» REQUIRED TASK
Find the string "name" and gather every line that holds it.

» Figure record extracts
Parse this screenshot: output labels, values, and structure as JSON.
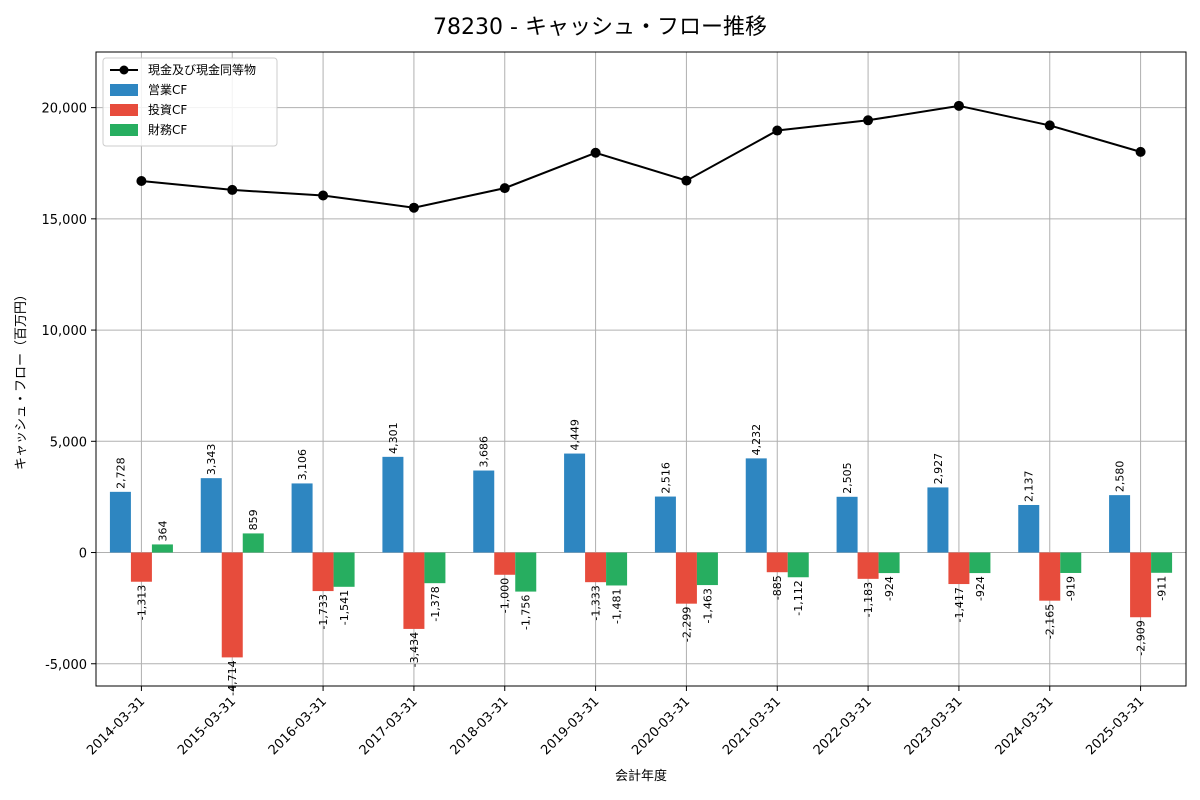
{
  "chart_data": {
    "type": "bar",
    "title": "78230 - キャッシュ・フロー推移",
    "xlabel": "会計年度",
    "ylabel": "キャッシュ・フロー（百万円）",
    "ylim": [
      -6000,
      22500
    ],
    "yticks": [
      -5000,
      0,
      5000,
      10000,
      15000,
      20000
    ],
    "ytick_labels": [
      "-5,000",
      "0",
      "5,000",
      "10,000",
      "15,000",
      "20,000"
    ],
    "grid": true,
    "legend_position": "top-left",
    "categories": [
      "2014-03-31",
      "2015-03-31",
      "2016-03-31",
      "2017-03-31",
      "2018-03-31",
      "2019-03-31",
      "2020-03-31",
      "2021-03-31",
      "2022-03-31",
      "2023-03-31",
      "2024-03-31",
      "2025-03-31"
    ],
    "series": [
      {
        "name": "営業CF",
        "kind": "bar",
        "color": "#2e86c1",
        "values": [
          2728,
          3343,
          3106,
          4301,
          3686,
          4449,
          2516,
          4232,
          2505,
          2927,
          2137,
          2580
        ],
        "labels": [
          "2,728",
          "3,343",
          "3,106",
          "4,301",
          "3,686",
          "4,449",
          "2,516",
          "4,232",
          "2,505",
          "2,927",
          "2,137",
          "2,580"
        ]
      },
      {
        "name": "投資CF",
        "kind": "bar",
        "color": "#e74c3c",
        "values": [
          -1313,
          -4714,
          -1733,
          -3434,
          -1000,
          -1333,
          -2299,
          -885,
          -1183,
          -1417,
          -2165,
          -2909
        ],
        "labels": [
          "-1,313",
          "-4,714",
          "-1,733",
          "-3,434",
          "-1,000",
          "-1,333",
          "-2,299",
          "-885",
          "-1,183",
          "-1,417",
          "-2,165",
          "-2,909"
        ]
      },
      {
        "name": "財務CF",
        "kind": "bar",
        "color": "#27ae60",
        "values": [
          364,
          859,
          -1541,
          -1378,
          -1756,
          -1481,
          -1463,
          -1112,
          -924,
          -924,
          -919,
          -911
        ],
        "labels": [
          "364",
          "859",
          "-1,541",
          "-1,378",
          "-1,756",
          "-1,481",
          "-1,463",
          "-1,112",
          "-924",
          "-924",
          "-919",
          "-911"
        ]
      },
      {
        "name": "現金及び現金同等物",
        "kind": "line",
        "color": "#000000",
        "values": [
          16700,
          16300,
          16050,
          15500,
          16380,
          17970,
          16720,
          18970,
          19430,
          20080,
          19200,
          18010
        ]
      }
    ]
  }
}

* * *

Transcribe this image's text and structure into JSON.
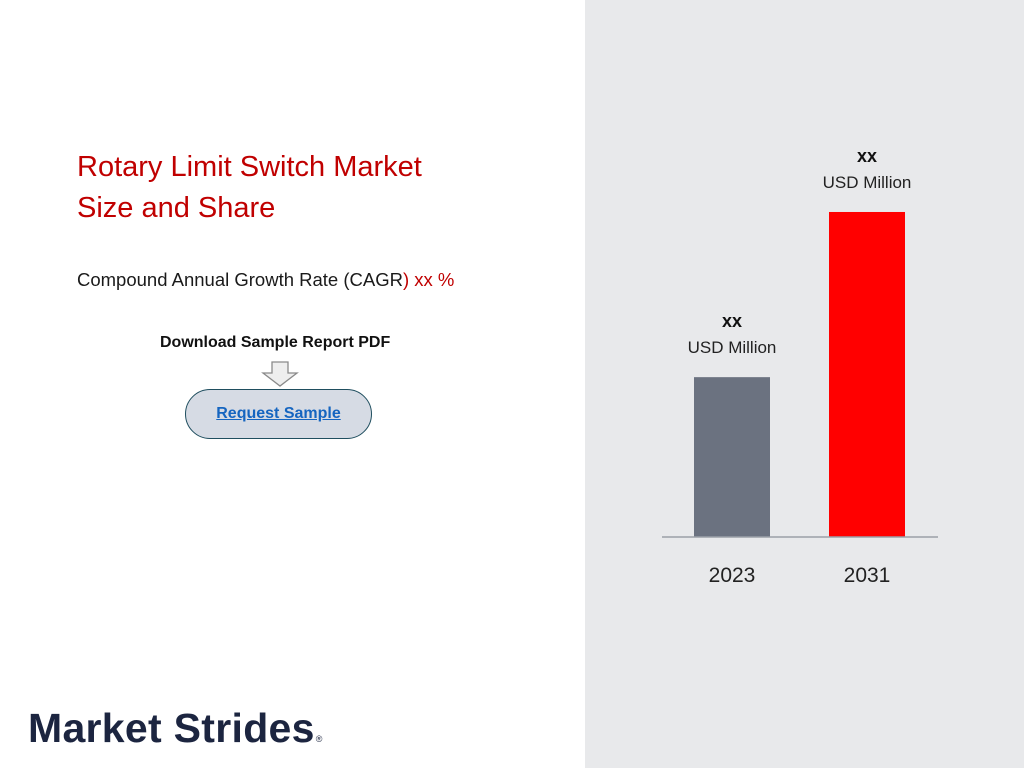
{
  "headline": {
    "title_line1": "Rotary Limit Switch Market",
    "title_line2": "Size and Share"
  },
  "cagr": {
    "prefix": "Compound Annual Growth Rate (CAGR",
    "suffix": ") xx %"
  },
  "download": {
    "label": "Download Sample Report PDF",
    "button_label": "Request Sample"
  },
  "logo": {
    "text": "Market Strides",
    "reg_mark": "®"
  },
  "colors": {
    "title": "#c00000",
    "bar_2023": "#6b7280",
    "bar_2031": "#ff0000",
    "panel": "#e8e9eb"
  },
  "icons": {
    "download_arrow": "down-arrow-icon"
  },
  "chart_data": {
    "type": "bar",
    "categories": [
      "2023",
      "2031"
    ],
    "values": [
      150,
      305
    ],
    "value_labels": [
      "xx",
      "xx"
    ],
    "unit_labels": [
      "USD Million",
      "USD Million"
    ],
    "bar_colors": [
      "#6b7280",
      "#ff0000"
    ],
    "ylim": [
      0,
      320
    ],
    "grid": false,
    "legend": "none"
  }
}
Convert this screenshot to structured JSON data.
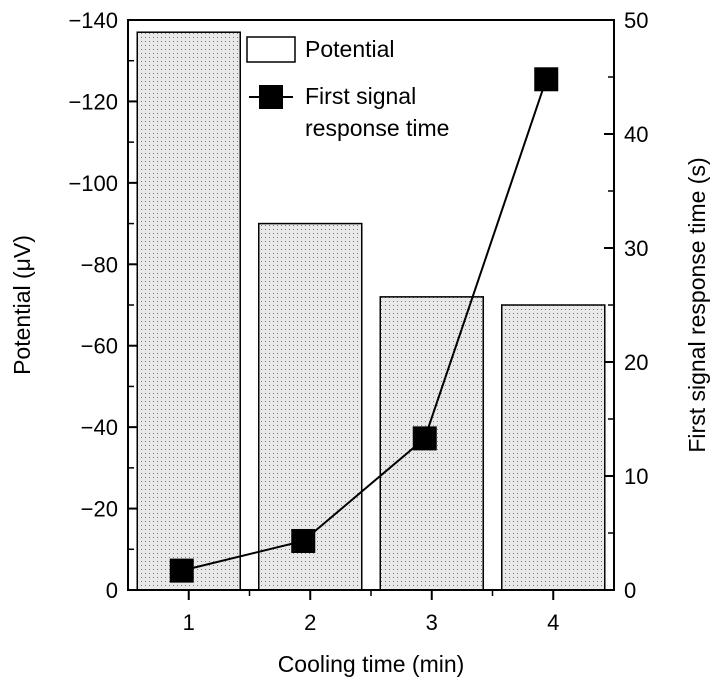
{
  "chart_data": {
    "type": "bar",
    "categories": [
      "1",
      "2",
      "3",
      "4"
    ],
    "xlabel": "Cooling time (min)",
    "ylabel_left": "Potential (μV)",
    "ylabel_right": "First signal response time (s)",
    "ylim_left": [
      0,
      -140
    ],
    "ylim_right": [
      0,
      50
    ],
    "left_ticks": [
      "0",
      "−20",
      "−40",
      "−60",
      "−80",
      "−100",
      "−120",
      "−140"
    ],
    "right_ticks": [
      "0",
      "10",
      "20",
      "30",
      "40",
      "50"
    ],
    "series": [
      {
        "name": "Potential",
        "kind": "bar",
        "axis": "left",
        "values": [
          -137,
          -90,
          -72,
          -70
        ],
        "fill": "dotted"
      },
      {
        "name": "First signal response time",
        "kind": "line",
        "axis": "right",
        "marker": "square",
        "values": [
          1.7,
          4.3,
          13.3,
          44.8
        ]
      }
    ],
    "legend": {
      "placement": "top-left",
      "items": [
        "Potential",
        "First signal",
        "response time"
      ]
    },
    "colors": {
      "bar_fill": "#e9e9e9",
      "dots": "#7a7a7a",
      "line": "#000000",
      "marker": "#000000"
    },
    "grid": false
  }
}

» TASK RESULT
        "name": "営業CF",
        "name": "投資CF",
        "name": "財務CF",
        "name": "現金及び現金同等物",
        "name": "Potential",
        "name": "First signal response time",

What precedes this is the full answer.